Transcribe the rows word for word, starting at the first line of the rows and ending at the line containing "1300, 201, 1309]", with that line included.

## Rows from a layout dataset
######

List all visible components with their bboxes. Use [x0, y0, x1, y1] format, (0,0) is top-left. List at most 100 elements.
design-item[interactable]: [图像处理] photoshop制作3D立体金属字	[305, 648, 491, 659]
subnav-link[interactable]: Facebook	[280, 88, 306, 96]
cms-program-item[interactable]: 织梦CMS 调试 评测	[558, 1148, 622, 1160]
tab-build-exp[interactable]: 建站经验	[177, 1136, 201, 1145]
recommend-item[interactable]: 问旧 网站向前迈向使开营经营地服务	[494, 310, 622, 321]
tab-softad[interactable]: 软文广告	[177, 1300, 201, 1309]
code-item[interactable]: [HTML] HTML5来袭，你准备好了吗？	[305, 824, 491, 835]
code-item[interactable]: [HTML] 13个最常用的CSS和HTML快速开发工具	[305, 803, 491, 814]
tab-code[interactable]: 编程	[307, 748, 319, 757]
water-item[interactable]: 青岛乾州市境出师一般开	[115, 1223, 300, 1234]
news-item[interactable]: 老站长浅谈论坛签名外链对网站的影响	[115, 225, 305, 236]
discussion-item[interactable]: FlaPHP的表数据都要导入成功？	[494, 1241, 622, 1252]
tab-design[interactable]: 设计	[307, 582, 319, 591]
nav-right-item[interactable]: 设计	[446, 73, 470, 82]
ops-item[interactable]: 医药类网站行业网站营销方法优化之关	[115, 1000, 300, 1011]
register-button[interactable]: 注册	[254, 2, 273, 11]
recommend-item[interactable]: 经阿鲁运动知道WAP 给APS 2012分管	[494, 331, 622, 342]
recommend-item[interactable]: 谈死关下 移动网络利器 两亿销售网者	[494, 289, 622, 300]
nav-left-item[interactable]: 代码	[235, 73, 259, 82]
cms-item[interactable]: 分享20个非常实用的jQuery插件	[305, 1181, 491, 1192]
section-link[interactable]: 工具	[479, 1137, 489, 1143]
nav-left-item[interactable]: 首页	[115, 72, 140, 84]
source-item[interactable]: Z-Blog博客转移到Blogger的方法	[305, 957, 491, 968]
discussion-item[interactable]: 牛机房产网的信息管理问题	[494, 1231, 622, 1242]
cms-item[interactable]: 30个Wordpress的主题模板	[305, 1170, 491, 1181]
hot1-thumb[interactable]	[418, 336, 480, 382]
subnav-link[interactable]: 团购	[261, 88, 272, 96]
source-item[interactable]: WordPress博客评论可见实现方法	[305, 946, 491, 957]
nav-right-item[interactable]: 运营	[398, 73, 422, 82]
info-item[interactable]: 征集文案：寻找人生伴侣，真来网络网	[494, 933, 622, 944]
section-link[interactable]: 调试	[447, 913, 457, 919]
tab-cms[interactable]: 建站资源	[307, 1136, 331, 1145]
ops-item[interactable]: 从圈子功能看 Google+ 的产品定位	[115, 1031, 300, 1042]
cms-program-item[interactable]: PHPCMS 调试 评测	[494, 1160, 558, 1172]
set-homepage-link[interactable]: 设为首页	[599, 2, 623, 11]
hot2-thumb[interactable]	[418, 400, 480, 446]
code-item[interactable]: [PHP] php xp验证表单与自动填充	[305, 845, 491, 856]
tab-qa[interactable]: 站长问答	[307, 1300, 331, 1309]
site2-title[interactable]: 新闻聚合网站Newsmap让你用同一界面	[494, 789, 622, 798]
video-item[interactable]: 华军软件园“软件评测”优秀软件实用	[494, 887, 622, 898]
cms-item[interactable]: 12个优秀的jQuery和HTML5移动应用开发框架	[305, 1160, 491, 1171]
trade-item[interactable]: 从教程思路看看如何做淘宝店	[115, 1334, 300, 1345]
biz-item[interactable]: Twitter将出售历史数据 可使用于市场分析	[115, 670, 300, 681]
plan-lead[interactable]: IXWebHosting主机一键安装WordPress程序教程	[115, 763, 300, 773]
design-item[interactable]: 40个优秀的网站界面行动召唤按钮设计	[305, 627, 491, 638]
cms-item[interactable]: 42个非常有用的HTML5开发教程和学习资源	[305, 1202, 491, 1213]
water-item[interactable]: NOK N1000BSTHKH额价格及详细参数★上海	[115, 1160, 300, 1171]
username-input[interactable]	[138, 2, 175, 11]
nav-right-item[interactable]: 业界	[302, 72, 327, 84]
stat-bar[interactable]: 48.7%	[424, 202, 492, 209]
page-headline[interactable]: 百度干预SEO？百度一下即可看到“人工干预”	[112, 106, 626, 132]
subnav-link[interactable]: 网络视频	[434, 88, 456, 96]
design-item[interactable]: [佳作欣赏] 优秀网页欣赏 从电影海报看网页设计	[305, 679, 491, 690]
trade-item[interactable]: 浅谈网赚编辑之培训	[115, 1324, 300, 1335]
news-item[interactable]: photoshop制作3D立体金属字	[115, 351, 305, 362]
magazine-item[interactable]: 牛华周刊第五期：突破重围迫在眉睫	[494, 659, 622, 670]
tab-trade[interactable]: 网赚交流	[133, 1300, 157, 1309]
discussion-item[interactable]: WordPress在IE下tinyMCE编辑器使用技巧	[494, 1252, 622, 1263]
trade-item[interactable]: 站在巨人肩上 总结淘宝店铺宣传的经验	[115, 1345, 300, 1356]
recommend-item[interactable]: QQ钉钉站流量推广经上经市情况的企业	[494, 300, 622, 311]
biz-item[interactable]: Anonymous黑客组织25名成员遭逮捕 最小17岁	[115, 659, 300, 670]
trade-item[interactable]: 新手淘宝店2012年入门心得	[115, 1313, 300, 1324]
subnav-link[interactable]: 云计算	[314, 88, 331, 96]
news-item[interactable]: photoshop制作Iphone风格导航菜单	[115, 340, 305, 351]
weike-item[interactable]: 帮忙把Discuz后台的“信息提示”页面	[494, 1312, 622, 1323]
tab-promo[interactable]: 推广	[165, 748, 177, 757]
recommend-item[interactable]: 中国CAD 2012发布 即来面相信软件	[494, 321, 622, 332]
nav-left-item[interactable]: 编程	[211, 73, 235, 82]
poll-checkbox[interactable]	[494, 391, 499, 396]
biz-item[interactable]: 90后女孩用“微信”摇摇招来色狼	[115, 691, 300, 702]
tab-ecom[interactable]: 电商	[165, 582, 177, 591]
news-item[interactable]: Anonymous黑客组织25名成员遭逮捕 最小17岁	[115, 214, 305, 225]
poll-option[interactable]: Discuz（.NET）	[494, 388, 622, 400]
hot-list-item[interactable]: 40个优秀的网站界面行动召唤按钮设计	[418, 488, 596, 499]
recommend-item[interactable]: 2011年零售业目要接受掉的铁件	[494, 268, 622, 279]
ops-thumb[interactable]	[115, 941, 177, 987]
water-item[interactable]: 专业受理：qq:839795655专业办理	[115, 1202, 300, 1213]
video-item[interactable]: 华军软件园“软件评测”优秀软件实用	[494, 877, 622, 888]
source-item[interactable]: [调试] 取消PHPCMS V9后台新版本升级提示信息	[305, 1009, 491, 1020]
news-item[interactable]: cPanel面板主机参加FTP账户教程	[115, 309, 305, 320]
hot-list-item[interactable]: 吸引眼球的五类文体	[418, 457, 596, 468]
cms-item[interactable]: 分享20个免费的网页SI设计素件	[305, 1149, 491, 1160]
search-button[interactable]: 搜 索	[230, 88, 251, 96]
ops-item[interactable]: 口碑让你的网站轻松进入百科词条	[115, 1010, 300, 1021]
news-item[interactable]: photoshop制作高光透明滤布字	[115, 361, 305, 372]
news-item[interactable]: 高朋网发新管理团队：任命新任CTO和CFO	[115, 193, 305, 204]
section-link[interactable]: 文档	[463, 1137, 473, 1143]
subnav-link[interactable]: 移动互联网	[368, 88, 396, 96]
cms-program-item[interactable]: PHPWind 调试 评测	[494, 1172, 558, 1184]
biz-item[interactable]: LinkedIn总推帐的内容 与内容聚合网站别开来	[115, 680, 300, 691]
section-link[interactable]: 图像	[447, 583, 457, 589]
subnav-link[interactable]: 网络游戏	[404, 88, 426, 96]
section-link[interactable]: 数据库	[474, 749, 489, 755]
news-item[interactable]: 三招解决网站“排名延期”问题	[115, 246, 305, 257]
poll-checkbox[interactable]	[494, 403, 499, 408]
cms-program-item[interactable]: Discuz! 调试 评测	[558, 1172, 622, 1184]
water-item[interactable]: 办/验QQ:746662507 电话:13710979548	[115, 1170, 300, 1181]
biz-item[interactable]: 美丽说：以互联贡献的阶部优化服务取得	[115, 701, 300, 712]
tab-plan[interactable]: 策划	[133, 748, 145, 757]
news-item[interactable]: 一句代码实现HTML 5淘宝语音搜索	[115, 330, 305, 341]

######

## Solution for this task
List all visible components with their bboxes. Use [x0, y0, x1, y1] format, (0,0) is top-left. List at most 100 elements.
design-item[interactable]: [图像处理] photoshop制作3D立体金属字	[305, 648, 491, 659]
subnav-link[interactable]: Facebook	[280, 88, 306, 96]
cms-program-item[interactable]: 织梦CMS 调试 评测	[558, 1148, 622, 1160]
tab-build-exp[interactable]: 建站经验	[177, 1136, 201, 1145]
recommend-item[interactable]: 问旧 网站向前迈向使开营经营地服务	[494, 310, 622, 321]
tab-softad[interactable]: 软文广告	[177, 1300, 201, 1309]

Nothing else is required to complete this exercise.